• Extract:
That's not social justice but as we saw in the very late 1970s and early 1980s, that goes out of the window when the country is facing financial ruin, the richer people in society won't suffer in the 2020's they will just flee to another place on a cheap easyjet flight and walk into an embassy of your choice, its the people at the bottom that will suffer more, those that can't do that if corrective action is/was not taken.
It seems you've pulled "the remaining 72% will go back up from 20% to the 33% mark" out of thin air without actually thinking about it, according to the ONS there's 2,344 households with gross incomes of more than £100k. That's a very small tax base when compared to the 27.8 million total households so if the households with £100k gross income decided to leave those taxes would be spread between the remain households. While I've not run the maths I'd be pretty shocked if the remaining households saw more than a 1% rise in taxes while also, one would assume, seeing a small rise in earnings cause by everyone moving up the pay scale due to those now vacated roles.

• Exercise instructions:
a. In the comment about taxes, what would richer people take in the 2020s to flee to another place?
b. Extract from the comment about taxes the part that opens with the words containing "It seems you've" and closes with "now vacated roles.".
c. Write what comes next in the comment about taxes, picking up after its final sentence.

• Saved data entries:
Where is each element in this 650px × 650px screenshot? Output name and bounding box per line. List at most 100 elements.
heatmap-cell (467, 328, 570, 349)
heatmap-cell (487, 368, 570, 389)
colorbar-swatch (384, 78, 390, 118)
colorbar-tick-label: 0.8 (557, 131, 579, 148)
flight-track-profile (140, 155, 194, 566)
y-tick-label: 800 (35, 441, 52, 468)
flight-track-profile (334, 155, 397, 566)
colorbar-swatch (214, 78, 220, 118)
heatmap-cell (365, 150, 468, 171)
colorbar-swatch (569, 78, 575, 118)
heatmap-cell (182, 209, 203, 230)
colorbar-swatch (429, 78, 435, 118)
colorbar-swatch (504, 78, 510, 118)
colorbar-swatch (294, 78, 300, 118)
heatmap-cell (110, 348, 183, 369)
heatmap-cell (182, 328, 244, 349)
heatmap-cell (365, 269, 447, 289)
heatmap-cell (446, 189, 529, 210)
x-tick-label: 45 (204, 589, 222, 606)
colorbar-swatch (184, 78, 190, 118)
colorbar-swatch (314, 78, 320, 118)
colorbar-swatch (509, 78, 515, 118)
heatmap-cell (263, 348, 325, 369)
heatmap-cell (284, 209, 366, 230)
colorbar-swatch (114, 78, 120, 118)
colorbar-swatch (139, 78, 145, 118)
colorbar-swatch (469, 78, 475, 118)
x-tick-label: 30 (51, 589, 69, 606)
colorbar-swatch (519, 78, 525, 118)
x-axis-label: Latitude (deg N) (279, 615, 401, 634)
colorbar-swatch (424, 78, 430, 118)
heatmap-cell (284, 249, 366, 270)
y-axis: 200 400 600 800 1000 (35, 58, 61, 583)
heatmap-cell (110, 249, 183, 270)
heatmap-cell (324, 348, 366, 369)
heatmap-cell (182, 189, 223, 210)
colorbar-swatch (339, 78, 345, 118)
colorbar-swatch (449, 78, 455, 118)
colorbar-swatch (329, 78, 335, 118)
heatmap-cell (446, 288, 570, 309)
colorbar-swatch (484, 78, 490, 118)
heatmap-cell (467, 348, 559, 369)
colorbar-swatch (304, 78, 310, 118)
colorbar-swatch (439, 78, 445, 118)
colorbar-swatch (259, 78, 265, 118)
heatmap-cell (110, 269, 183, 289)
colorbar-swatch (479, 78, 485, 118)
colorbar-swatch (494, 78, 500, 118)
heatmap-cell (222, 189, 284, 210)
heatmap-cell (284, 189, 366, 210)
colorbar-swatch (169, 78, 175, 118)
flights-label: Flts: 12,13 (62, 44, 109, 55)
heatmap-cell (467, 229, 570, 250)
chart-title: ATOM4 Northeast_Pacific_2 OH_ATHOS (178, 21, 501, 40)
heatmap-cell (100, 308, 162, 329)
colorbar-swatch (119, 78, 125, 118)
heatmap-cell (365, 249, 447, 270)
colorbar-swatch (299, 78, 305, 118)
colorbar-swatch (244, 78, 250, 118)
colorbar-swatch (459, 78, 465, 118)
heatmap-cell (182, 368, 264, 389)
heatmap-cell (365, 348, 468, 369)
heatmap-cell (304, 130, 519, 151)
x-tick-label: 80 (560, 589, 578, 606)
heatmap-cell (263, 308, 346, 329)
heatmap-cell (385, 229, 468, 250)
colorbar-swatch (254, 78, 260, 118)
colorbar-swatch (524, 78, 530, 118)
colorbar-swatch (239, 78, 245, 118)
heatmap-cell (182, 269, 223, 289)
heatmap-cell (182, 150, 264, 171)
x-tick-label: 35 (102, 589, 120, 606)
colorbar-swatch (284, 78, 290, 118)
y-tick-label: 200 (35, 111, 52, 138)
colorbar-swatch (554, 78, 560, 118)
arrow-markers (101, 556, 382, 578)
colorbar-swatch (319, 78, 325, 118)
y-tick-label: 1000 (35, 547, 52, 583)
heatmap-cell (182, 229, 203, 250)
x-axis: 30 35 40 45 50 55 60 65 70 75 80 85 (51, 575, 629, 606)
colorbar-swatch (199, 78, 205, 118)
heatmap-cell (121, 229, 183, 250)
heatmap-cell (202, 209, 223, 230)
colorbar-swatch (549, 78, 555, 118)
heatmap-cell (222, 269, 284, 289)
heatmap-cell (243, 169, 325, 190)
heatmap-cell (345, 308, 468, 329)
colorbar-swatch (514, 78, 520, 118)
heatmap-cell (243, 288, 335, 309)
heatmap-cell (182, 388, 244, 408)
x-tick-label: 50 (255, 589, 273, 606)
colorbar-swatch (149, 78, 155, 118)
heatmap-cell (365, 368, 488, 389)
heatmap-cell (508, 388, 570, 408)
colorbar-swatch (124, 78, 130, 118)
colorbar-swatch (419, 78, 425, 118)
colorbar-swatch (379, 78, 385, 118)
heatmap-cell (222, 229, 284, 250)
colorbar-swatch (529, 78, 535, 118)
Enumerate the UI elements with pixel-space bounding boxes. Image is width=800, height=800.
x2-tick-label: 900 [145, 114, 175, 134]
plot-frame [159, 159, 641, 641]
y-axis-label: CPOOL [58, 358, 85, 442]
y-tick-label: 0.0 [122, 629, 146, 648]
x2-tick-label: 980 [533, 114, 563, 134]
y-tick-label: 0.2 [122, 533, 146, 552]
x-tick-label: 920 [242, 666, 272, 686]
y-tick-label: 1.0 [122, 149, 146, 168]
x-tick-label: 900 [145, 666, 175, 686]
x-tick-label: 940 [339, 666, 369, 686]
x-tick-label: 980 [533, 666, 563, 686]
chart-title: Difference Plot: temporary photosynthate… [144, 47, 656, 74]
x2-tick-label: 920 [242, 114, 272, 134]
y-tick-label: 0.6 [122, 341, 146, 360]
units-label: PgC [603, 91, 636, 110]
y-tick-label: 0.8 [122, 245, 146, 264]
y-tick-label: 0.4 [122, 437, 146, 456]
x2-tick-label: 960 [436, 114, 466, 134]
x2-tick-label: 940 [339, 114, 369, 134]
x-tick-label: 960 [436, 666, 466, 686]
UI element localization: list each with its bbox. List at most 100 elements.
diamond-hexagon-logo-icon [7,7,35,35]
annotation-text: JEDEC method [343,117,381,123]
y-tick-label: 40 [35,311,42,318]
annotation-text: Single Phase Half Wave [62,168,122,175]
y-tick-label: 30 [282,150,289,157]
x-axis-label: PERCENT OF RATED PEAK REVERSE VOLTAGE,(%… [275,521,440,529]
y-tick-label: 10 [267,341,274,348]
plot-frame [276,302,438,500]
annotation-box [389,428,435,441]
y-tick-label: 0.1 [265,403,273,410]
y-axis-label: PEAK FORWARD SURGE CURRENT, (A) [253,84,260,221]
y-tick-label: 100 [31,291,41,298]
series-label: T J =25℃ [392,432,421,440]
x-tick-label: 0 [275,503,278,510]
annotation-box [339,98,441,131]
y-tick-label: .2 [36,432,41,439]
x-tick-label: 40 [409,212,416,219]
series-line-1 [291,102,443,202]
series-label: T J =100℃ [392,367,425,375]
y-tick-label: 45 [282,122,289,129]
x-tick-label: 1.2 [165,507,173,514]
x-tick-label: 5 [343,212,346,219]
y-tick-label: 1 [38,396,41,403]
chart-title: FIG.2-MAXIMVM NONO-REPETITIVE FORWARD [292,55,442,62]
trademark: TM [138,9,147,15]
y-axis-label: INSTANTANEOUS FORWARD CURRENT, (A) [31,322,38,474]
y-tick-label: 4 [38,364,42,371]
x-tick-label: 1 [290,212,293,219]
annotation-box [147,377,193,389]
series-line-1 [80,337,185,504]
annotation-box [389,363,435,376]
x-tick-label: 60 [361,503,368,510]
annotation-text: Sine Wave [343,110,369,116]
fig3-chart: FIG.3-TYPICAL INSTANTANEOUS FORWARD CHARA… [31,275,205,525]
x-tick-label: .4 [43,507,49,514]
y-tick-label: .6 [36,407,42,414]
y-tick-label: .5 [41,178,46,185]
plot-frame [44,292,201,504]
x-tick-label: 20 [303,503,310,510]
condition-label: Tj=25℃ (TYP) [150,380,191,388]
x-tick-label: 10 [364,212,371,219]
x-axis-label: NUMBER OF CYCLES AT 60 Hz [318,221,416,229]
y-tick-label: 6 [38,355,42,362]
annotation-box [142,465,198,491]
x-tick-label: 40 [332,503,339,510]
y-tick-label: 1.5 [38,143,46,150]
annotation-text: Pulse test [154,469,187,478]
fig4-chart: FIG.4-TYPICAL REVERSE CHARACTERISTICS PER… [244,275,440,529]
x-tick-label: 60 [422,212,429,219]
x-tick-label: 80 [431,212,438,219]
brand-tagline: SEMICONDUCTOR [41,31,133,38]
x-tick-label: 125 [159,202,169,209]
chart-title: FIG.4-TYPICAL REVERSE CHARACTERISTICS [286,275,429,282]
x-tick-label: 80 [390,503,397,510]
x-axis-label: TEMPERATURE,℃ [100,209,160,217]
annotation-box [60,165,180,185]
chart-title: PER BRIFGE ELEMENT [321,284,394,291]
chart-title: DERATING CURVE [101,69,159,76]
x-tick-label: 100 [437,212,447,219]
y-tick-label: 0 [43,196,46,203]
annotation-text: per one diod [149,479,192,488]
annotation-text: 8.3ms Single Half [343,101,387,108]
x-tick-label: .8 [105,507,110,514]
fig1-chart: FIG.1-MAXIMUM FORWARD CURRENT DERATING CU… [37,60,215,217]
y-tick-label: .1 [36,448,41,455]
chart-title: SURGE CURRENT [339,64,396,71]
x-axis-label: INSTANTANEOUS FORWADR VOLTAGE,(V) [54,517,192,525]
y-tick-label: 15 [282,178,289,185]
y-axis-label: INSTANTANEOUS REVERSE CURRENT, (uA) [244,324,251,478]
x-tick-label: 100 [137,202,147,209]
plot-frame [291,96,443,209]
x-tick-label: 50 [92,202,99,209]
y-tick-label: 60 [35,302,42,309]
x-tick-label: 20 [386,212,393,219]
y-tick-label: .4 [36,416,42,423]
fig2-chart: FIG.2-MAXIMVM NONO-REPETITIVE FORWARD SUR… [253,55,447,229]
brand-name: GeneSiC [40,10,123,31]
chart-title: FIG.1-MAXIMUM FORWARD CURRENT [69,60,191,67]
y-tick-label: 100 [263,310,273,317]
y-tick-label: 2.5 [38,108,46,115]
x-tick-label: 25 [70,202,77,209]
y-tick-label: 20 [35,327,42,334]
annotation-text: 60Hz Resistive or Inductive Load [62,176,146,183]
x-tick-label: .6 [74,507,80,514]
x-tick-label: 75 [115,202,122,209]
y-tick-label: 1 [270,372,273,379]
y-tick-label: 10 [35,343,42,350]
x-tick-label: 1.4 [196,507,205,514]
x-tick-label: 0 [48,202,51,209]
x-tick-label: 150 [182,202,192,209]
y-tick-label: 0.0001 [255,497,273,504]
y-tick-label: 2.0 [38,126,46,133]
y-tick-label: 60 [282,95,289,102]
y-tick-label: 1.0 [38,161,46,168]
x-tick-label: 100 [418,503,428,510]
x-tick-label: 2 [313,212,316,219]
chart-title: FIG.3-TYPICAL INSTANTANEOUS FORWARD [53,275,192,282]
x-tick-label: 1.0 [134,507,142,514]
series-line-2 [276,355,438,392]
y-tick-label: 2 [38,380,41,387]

• Per-task outputs:
a. A cheap easyjet flight.

b.
It seems you've pulled "the remaining 72% will go back up from 20% to the 33% mark" out of thin air without actually thinking about it, according to the ONS there's 2,344 households with gross incomes of more than £100k. That's a very small tax base when compared to the 27.8 million total households so if the households with £100k gross income decided to leave those taxes would be spread between the remain households. While I've not run the maths I'd be pretty shocked if the remaining households saw more than a 1% rise in taxes while also, one would assume, seeing a small rise in earnings cause by everyone moving up the pay scale due to those now vacated roles.

c.
Honestly i find it surprising that some people still hold onto the idea that if we tax the rich more they'll leave because if you spend more than 5min thinking about it it's so obviously not true and even if it was why would anyone care. If we apply the same logic to everyone, the logic that less money will dissuade people from working in this country, if we apply that to people lower down the pay scale then someone on £27k would also be dissuaded from working here, would they not? You started your post by saying someone was air-brushing but it seems you're guilty of the same air-brushing by trying to make out it's just about the money.
Handsomely for some by the sounds of it, and aren't a ton of MPs home owners (assume a good chunk of them might have multiple homes).
I'd like to know by how many £ (not expecting you to know or anything, just would be interesting to compare that to average earners and other normal people).